**Provided text:**

········

Search code examples
keyapache-pigkey-value

Pig - Multiple Values For Key


I have written a Pig script that will perform some image processing via Python UDFs.

After doing some operations, I have something like (for example):

A = load 'data.txt' using PigStorage('|') as (name:chararray, pixelIntensity:float);

B = group A by pixelIntensity;

dump B;

B is then something like this:

(131.0,{(image1,jpg,131.0), (image2.jpg,131.0), (image3.jpg,131.0)})
(140.0,{(image5.jpg,140.0), (image5.jpg,140.0)})
(150.0,{(image4.jpg,150.0})

If I were to go

dump A;

I'd get the following:

(image1.jpg,131.0)
(image2.jpg,131.0)
(image3.jpg,131.0)
(image4.jpg,150.0)
(image5.jpg,140.0)

So I've basically grouped them using their average pixel intensity as the key.

My question is this:

Am I able to extract only 1 element from each row in B? So for example, I'll have like

(image1.jpg,131.0)
(image4.jpg,150.0)
...

Solution

  • A nested FOREACH with a LIMIT should do what you want:

    A = LOAD 'data' using PigStorage(',') AS (name:chararray,pixelIntensity:float);
    B = GROUP A BY pixelIntensity;
    C = FOREACH B {
        D = LIMIT A 1;
        GENERATE flatten(D);
    };
    STORE C INTO 'res';

········

**Data entries:**
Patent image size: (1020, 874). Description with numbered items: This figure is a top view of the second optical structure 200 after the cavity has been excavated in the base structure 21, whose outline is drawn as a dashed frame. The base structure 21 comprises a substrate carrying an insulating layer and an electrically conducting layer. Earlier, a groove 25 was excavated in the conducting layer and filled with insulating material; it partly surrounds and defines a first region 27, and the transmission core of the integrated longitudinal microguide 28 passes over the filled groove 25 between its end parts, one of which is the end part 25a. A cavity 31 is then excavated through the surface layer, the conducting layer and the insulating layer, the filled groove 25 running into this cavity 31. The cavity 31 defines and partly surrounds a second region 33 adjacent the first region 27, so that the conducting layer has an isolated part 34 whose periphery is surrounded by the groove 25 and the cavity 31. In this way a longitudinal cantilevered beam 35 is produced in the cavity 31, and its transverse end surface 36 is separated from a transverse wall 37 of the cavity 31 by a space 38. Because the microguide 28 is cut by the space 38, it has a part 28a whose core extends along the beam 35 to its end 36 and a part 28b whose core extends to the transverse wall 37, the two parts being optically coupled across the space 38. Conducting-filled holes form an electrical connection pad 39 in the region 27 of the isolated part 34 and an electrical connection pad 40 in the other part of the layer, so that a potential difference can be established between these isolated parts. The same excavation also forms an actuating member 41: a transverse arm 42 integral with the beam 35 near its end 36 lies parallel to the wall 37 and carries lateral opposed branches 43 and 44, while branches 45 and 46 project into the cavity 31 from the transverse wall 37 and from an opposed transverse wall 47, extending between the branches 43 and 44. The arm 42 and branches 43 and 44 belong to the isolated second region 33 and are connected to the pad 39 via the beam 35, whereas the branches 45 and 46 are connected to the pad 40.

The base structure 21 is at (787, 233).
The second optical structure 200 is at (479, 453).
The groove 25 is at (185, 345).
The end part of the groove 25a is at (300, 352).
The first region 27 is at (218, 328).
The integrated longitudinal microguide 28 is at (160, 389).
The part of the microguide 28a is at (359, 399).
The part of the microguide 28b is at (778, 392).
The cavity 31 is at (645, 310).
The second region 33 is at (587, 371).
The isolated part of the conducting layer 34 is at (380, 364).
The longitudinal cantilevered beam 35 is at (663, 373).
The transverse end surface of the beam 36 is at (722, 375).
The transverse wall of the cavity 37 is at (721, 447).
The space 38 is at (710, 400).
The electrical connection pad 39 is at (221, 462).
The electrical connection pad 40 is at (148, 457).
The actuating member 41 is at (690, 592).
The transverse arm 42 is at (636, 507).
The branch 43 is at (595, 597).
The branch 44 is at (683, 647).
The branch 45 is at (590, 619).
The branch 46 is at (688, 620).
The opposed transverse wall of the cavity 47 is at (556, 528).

········

**Task instructions:**
In the Pig thread, why does the suggested solution use a nested FOREACH with LIMIT A 1? Answer in one to three sentences.

**Output of the exercise:**
The asker wants only one element from each row of the grouped relation B, for example (image1.jpg,131.0) and (image4.jpg,150.0). The solution states that a nested FOREACH with a LIMIT should do this, and the LIMIT A 1 inside it keeps a single tuple for each pixelIntensity key.